> **Problem to solve**
Where a line of the listing below includes the word "frac", reproduce that line.

> **Record list**
***

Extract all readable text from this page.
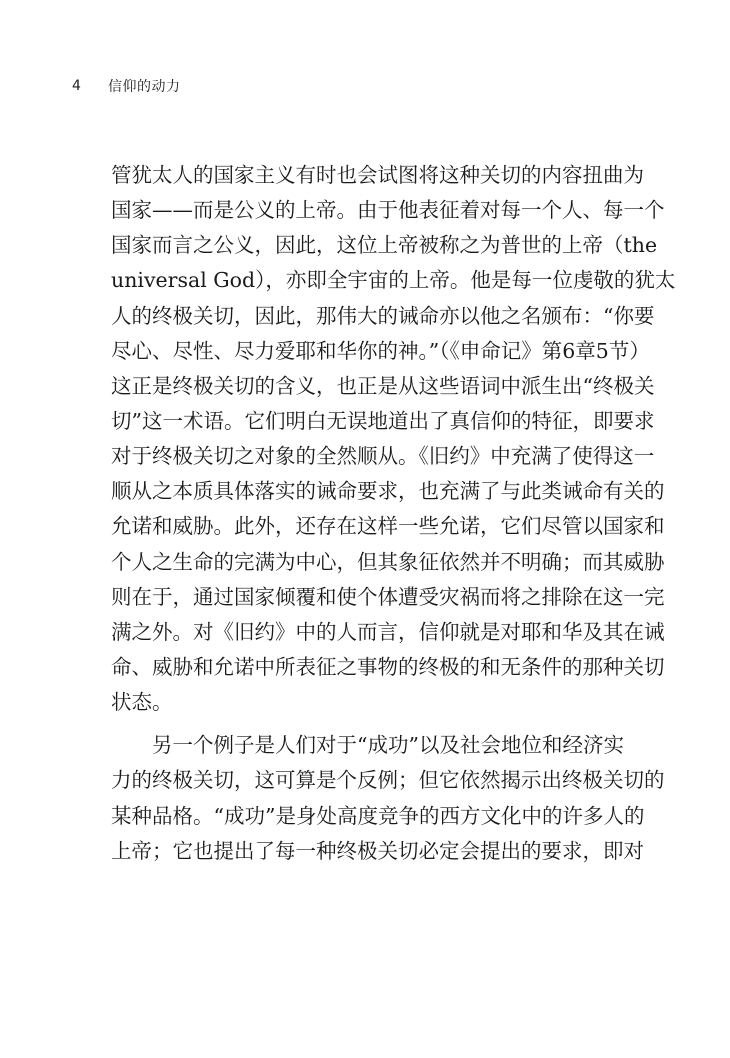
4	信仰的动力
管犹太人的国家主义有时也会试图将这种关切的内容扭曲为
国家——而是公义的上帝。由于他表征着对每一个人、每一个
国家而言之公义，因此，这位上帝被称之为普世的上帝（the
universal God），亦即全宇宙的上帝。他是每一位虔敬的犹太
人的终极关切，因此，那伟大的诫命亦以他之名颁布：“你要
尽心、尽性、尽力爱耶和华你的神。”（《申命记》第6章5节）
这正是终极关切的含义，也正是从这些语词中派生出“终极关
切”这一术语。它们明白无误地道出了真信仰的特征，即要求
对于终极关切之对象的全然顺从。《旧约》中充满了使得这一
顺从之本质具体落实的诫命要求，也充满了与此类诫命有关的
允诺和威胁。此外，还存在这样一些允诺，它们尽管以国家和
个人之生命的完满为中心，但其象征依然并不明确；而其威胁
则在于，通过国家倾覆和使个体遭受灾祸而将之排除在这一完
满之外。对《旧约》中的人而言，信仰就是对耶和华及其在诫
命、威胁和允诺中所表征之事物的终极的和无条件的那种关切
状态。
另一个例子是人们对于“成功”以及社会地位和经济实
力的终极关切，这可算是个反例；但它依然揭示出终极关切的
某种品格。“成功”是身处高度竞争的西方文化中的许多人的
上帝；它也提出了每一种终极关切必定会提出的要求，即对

***

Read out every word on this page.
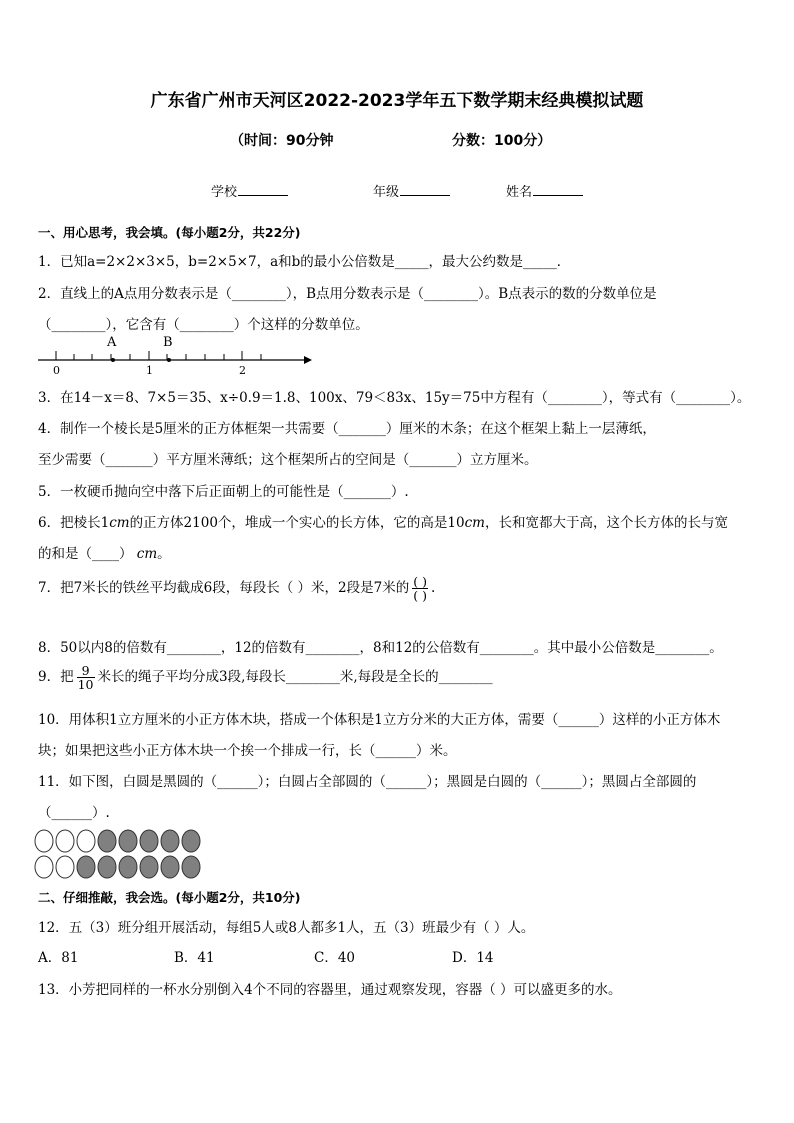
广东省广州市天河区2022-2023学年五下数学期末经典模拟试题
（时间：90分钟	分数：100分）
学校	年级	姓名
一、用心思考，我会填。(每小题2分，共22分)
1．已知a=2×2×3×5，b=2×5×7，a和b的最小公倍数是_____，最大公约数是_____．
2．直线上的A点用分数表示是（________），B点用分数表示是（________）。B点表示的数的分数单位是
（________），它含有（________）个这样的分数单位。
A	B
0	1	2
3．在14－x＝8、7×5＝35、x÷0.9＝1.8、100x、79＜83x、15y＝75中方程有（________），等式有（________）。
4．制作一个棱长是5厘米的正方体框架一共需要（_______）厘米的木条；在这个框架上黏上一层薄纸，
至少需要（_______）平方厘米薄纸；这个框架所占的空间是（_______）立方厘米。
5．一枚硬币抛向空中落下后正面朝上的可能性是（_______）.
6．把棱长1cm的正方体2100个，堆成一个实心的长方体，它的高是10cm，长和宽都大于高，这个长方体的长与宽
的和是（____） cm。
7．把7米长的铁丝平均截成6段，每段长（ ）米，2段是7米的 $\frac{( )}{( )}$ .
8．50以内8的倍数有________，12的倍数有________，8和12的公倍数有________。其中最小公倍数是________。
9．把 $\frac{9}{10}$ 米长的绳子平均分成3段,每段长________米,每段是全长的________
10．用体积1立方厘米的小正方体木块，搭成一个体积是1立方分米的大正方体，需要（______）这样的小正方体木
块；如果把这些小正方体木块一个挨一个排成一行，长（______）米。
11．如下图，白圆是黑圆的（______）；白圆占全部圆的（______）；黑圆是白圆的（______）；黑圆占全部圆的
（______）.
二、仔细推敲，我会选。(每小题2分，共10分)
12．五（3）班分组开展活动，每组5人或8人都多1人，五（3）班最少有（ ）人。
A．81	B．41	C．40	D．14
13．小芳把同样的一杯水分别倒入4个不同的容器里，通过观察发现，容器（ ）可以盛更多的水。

***

> **Result**
7．把7米长的铁丝平均截成6段，每段长（ ）米，2段是7米的 $\frac{( )}{( )}$ .
9．把 $\frac{9}{10}$ 米长的绳子平均分成3段,每段长________米,每段是全长的________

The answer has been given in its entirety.